Problem details
Quote every line of the data below as it stands, omitting pictures.

Exercise data
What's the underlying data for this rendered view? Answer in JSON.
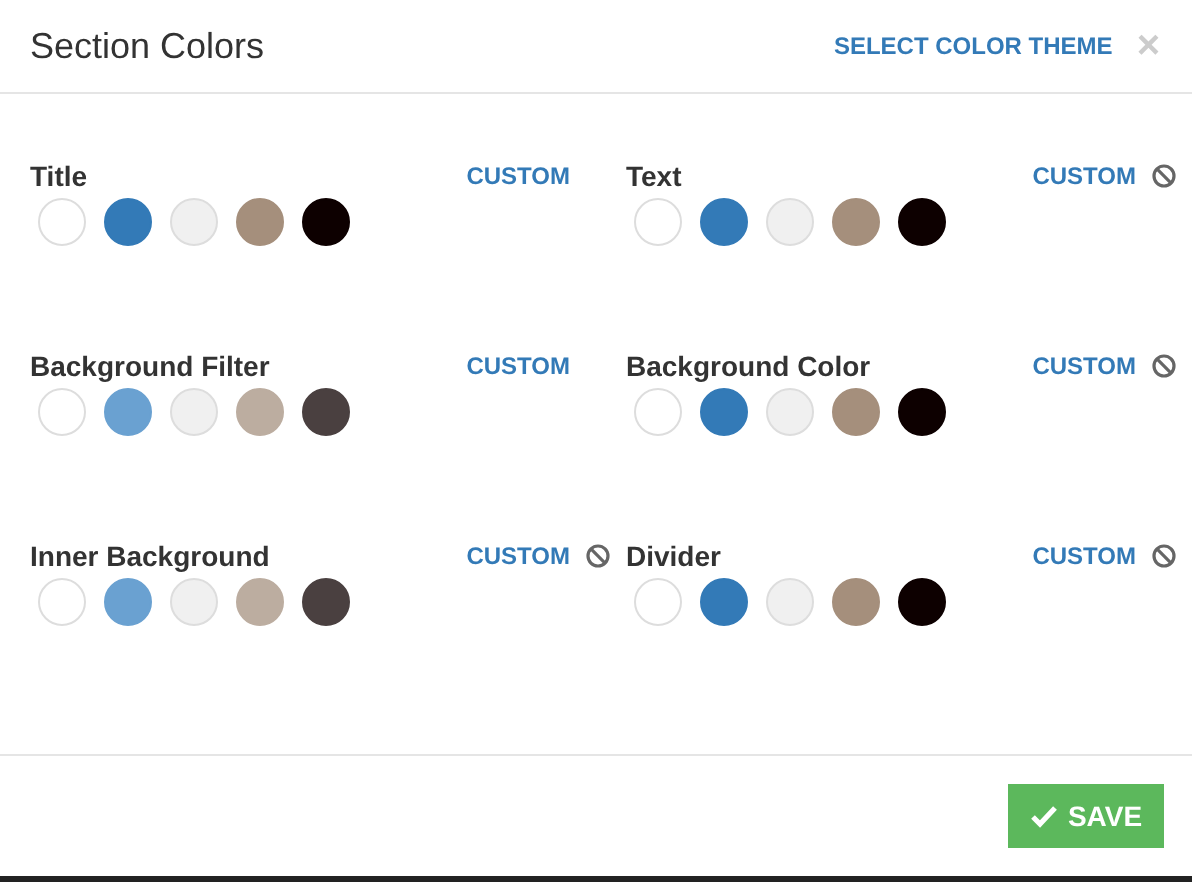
{
  "window": {
    "title": "Section Colors",
    "theme_link": "SELECT COLOR THEME",
    "close": "×"
  },
  "sections": [
    {
      "label": "Title",
      "custom": "CUSTOM",
      "resettable": false,
      "swatches": [
        {
          "color": "#ffffff"
        },
        {
          "color": "#337ab7"
        },
        {
          "color": "#f0f0f0"
        },
        {
          "color": "#a58f7c"
        },
        {
          "color": "#0d0000"
        }
      ]
    },
    {
      "label": "Text",
      "custom": "CUSTOM",
      "resettable": true,
      "swatches": [
        {
          "color": "#ffffff"
        },
        {
          "color": "#337ab7"
        },
        {
          "color": "#f0f0f0"
        },
        {
          "color": "#a58f7c"
        },
        {
          "color": "#0d0000"
        }
      ]
    },
    {
      "label": "Background Filter",
      "custom": "CUSTOM",
      "resettable": false,
      "swatches": [
        {
          "color": "#ffffff"
        },
        {
          "color": "#6aa1d1"
        },
        {
          "color": "#f0f0f0"
        },
        {
          "color": "#bcada0"
        },
        {
          "color": "#4a4040"
        }
      ]
    },
    {
      "label": "Background Color",
      "custom": "CUSTOM",
      "resettable": true,
      "swatches": [
        {
          "color": "#ffffff"
        },
        {
          "color": "#337ab7"
        },
        {
          "color": "#f0f0f0"
        },
        {
          "color": "#a58f7c"
        },
        {
          "color": "#0d0000"
        }
      ]
    },
    {
      "label": "Inner Background",
      "custom": "CUSTOM",
      "resettable": true,
      "swatches": [
        {
          "color": "#ffffff"
        },
        {
          "color": "#6aa1d1"
        },
        {
          "color": "#f0f0f0"
        },
        {
          "color": "#bcada0"
        },
        {
          "color": "#4a4040"
        }
      ]
    },
    {
      "label": "Divider",
      "custom": "CUSTOM",
      "resettable": true,
      "swatches": [
        {
          "color": "#ffffff"
        },
        {
          "color": "#337ab7"
        },
        {
          "color": "#f0f0f0"
        },
        {
          "color": "#a58f7c"
        },
        {
          "color": "#0d0000"
        }
      ]
    }
  ],
  "save_button": "SAVE"
}
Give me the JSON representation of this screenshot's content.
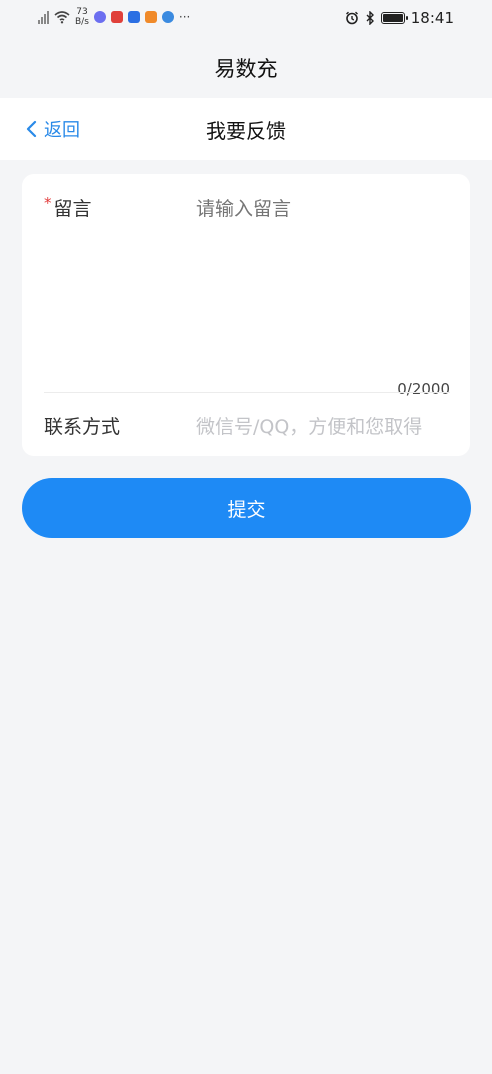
{
  "status_bar": {
    "net_speed_value": "73",
    "net_speed_unit": "B/s",
    "more": "···",
    "time": "18:41",
    "battery_level": 1.0,
    "app_icon_colors": [
      "#6b6ef0",
      "#e0403a",
      "#2b6fe3",
      "#f08a2a",
      "#3a8ae0"
    ]
  },
  "app": {
    "title": "易数充"
  },
  "nav": {
    "back_label": "返回",
    "title": "我要反馈"
  },
  "form": {
    "message": {
      "required_mark": "*",
      "label": "留言",
      "placeholder": "请输入留言",
      "counter": "0/2000"
    },
    "contact": {
      "label": "联系方式",
      "placeholder": "微信号/QQ，方便和您取得"
    }
  },
  "submit_label": "提交",
  "colors": {
    "accent": "#1e8af5",
    "back_link": "#2a8ae8",
    "required": "#e23b3b",
    "background": "#f4f5f7"
  }
}
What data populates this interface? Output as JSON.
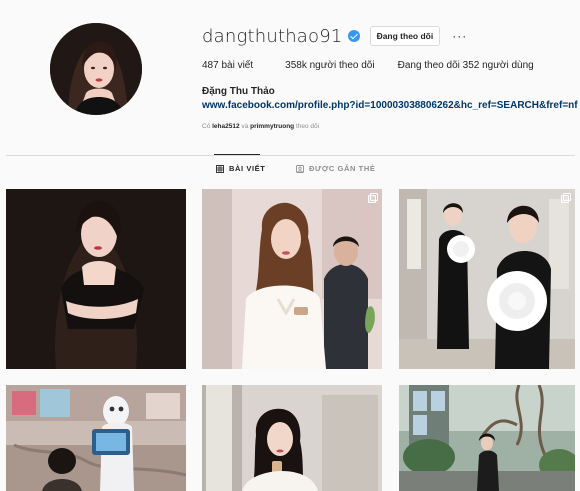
{
  "profile": {
    "username": "dangthuthao91",
    "verified": true,
    "follow_button": "Đang theo dõi",
    "more_label": "···",
    "stats": {
      "posts": "487 bài viết",
      "followers": "358k người theo dõi",
      "following": "Đang theo dõi 352 người dùng"
    },
    "full_name": "Đặng Thu Thảo",
    "link": "www.facebook.com/profile.php?id=100003038806262&hc_ref=SEARCH&fref=nf",
    "followed_by": {
      "prefix": "Có",
      "user1": "leha2512",
      "joiner": "và",
      "user2": "primmytruong",
      "suffix": "theo dõi"
    }
  },
  "tabs": [
    {
      "label": "BÀI VIẾT",
      "icon": "grid-icon",
      "active": true
    },
    {
      "label": "ĐƯỢC GẮN THẺ",
      "icon": "tag-icon",
      "active": false
    }
  ],
  "posts": [
    {
      "id": "post-1",
      "multi": false
    },
    {
      "id": "post-2",
      "multi": true
    },
    {
      "id": "post-3",
      "multi": true
    },
    {
      "id": "post-4",
      "multi": false
    },
    {
      "id": "post-5",
      "multi": false
    },
    {
      "id": "post-6",
      "multi": false
    }
  ],
  "colors": {
    "background": "#fafafa",
    "verified": "#3897f0",
    "link": "#00376b",
    "muted": "#8e8e8e",
    "divider": "#dbdbdb"
  }
}
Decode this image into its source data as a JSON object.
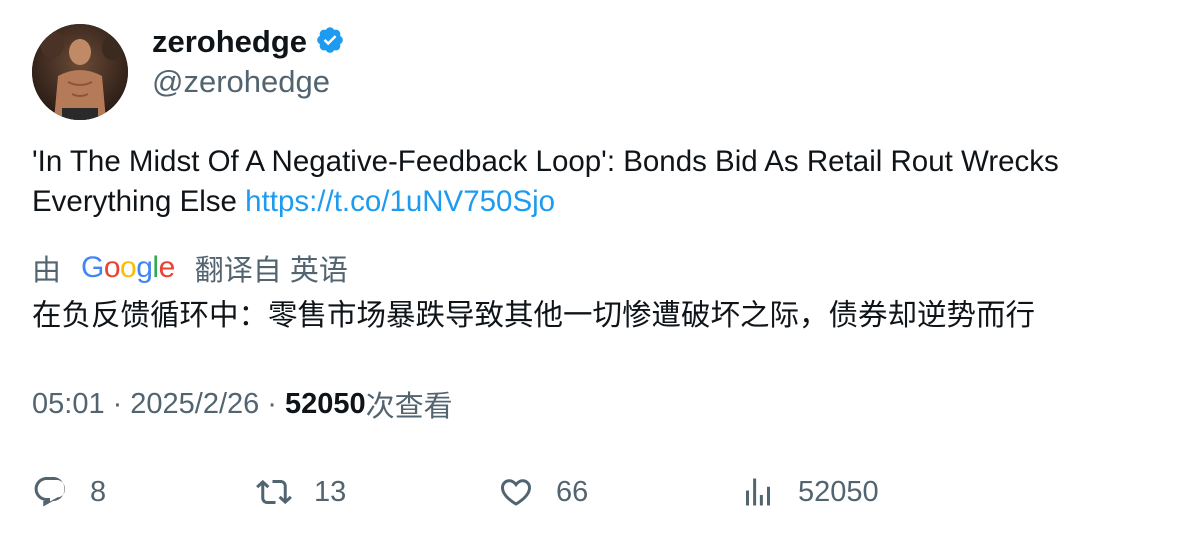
{
  "user": {
    "display_name": "zerohedge",
    "handle": "@zerohedge",
    "verified": true,
    "verified_color": "#1d9bf0"
  },
  "tweet": {
    "text": "'In The Midst Of A Negative-Feedback Loop': Bonds Bid As Retail Rout Wrecks Everything Else ",
    "link": "https://t.co/1uNV750Sjo",
    "link_color": "#1d9bf0"
  },
  "translation": {
    "prefix": "由",
    "provider_logo": "Google",
    "suffix": "翻译自 英语",
    "text": "在负反馈循环中：零售市场暴跌导致其他一切惨遭破坏之际，债券却逆势而行"
  },
  "meta": {
    "time": "05:01",
    "separator": "·",
    "date": "2025/2/26",
    "views_count": "52050",
    "views_label": "次查看"
  },
  "actions": {
    "replies": "8",
    "retweets": "13",
    "likes": "66",
    "views": "52050"
  },
  "icons": [
    "reply-icon",
    "retweet-icon",
    "like-icon",
    "views-icon",
    "verified-badge-icon"
  ]
}
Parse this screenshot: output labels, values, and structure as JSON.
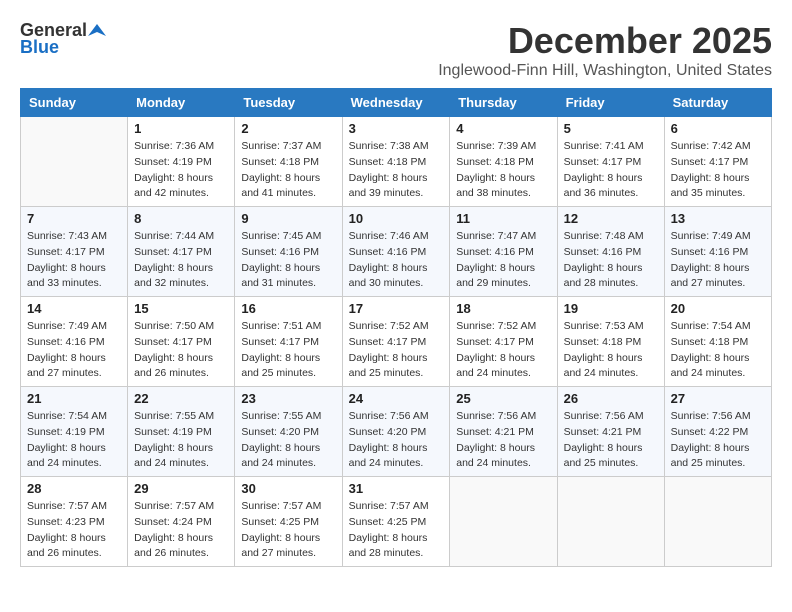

Exercise answer
What's the underlying data for this rendered view? Answer in JSON.
{
  "window": {
    "title": "Section Colors",
    "theme_link": "SELECT COLOR THEME",
    "close": "×"
  },
  "sections": [
    {
      "label": "Title",
      "custom": "CUSTOM",
      "resettable": false,
      "swatches": [
        {
          "color": "#ffffff"
        },
        {
          "color": "#337ab7"
        },
        {
          "color": "#f0f0f0"
        },
        {
          "color": "#a58f7c"
        },
        {
          "color": "#0d0000"
        }
      ]
    },
    {
      "label": "Text",
      "custom": "CUSTOM",
      "resettable": true,
      "swatches": [
        {
          "color": "#ffffff"
        },
        {
          "color": "#337ab7"
        },
        {
          "color": "#f0f0f0"
        },
        {
          "color": "#a58f7c"
        },
        {
          "color": "#0d0000"
        }
      ]
    },
    {
      "label": "Background Filter",
      "custom": "CUSTOM",
      "resettable": false,
      "swatches": [
        {
          "color": "#ffffff"
        },
        {
          "color": "#6aa1d1"
        },
        {
          "color": "#f0f0f0"
        },
        {
          "color": "#bcada0"
        },
        {
          "color": "#4a4040"
        }
      ]
    },
    {
      "label": "Background Color",
      "custom": "CUSTOM",
      "resettable": true,
      "swatches": [
        {
          "color": "#ffffff"
        },
        {
          "color": "#337ab7"
        },
        {
          "color": "#f0f0f0"
        },
        {
          "color": "#a58f7c"
        },
        {
          "color": "#0d0000"
        }
      ]
    },
    {
      "label": "Inner Background",
      "custom": "CUSTOM",
      "resettable": true,
      "swatches": [
        {
          "color": "#ffffff"
        },
        {
          "color": "#6aa1d1"
        },
        {
          "color": "#f0f0f0"
        },
        {
          "color": "#bcada0"
        },
        {
          "color": "#4a4040"
        }
      ]
    },
    {
      "label": "Divider",
      "custom": "CUSTOM",
      "resettable": true,
      "swatches": [
        {
          "color": "#ffffff"
        },
        {
          "color": "#337ab7"
        },
        {
          "color": "#f0f0f0"
        },
        {
          "color": "#a58f7c"
        },
        {
          "color": "#0d0000"
        }
      ]
    }
  ],
  "save_button": "SAVE"
}
Give me the JSON representation of this screenshot's content.
{
  "status_bar": {
    "net_speed_value": "73",
    "net_speed_unit": "B/s",
    "more": "···",
    "time": "18:41",
    "battery_level": 1.0,
    "app_icon_colors": [
      "#6b6ef0",
      "#e0403a",
      "#2b6fe3",
      "#f08a2a",
      "#3a8ae0"
    ]
  },
  "app": {
    "title": "易数充"
  },
  "nav": {
    "back_label": "返回",
    "title": "我要反馈"
  },
  "form": {
    "message": {
      "required_mark": "*",
      "label": "留言",
      "placeholder": "请输入留言",
      "counter": "0/2000"
    },
    "contact": {
      "label": "联系方式",
      "placeholder": "微信号/QQ，方便和您取得"
    }
  },
  "submit_label": "提交",
  "colors": {
    "accent": "#1e8af5",
    "back_link": "#2a8ae8",
    "required": "#e23b3b",
    "background": "#f4f5f7"
  }
}
What data populates this interface? Output as JSON.
{
  "profile": {
    "username": "dangthuthao91",
    "verified": true,
    "follow_button": "Đang theo dõi",
    "more_label": "···",
    "stats": {
      "posts": "487 bài viết",
      "followers": "358k người theo dõi",
      "following": "Đang theo dõi 352 người dùng"
    },
    "full_name": "Đặng Thu Thảo",
    "link": "www.facebook.com/profile.php?id=100003038806262&hc_ref=SEARCH&fref=nf",
    "followed_by": {
      "prefix": "Có",
      "user1": "leha2512",
      "joiner": "và",
      "user2": "primmytruong",
      "suffix": "theo dõi"
    }
  },
  "tabs": [
    {
      "label": "BÀI VIẾT",
      "icon": "grid-icon",
      "active": true
    },
    {
      "label": "ĐƯỢC GẮN THẺ",
      "icon": "tag-icon",
      "active": false
    }
  ],
  "posts": [
    {
      "id": "post-1",
      "multi": false
    },
    {
      "id": "post-2",
      "multi": true
    },
    {
      "id": "post-3",
      "multi": true
    },
    {
      "id": "post-4",
      "multi": false
    },
    {
      "id": "post-5",
      "multi": false
    },
    {
      "id": "post-6",
      "multi": false
    }
  ],
  "colors": {
    "background": "#fafafa",
    "verified": "#3897f0",
    "link": "#00376b",
    "muted": "#8e8e8e",
    "divider": "#dbdbdb"
  }
}
Decode this image into its source data as a JSON object.
{
  "user": {
    "display_name": "zerohedge",
    "handle": "@zerohedge",
    "verified": true,
    "verified_color": "#1d9bf0"
  },
  "tweet": {
    "text": "'In The Midst Of A Negative-Feedback Loop': Bonds Bid As Retail Rout Wrecks Everything Else ",
    "link": "https://t.co/1uNV750Sjo",
    "link_color": "#1d9bf0"
  },
  "translation": {
    "prefix": "由",
    "provider_logo": "Google",
    "suffix": "翻译自 英语",
    "text": "在负反馈循环中：零售市场暴跌导致其他一切惨遭破坏之际，债券却逆势而行"
  },
  "meta": {
    "time": "05:01",
    "separator": "·",
    "date": "2025/2/26",
    "views_count": "52050",
    "views_label": "次查看"
  },
  "actions": {
    "replies": "8",
    "retweets": "13",
    "likes": "66",
    "views": "52050"
  },
  "icons": [
    "reply-icon",
    "retweet-icon",
    "like-icon",
    "views-icon",
    "verified-badge-icon"
  ]
}
Parse this screenshot: output labels, values, and structure as JSON.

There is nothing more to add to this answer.